> Input rows:
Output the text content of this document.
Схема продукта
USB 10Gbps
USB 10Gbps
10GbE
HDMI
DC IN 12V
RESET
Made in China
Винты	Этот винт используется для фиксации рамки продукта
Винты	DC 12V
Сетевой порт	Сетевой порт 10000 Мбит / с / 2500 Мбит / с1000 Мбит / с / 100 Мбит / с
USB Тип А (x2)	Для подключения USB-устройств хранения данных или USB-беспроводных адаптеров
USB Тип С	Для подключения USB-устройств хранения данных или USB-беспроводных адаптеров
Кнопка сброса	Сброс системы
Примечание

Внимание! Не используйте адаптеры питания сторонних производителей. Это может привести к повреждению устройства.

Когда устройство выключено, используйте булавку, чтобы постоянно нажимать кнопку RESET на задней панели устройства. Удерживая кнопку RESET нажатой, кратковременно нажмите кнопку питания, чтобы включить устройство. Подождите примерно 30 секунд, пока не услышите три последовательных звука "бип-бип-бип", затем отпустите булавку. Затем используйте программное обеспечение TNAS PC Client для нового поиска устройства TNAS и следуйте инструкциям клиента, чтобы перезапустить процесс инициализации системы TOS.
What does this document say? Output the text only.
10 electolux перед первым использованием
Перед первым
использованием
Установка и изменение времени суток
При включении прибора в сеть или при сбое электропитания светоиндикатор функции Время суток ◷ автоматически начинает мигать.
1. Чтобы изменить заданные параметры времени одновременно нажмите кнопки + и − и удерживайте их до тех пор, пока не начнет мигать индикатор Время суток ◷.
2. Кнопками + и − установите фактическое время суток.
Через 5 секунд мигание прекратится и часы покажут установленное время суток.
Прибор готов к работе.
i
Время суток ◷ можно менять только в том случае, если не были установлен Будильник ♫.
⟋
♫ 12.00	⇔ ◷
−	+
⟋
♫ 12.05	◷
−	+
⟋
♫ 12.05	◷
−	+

> Objective: Write the lines out verbatim, from the one with "What does this" through the last line of the entries, and stop there.

> Answer to the task:
What does this document say? Output the text only.
10 electolux перед первым использованием
Перед первым
использованием
Установка и изменение времени суток
При включении прибора в сеть или при сбое электропитания светоиндикатор функции Время суток ◷ автоматически начинает мигать.
1. Чтобы изменить заданные параметры времени одновременно нажмите кнопки + и − и удерживайте их до тех пор, пока не начнет мигать индикатор Время суток ◷.
2. Кнопками + и − установите фактическое время суток.
Через 5 секунд мигание прекратится и часы покажут установленное время суток.
Прибор готов к работе.
i
Время суток ◷ можно менять только в том случае, если не были установлен Будильник ♫.
⟋
♫ 12.00	⇔ ◷
−	+
⟋
♫ 12.05	◷
−	+
⟋
♫ 12.05	◷
−	+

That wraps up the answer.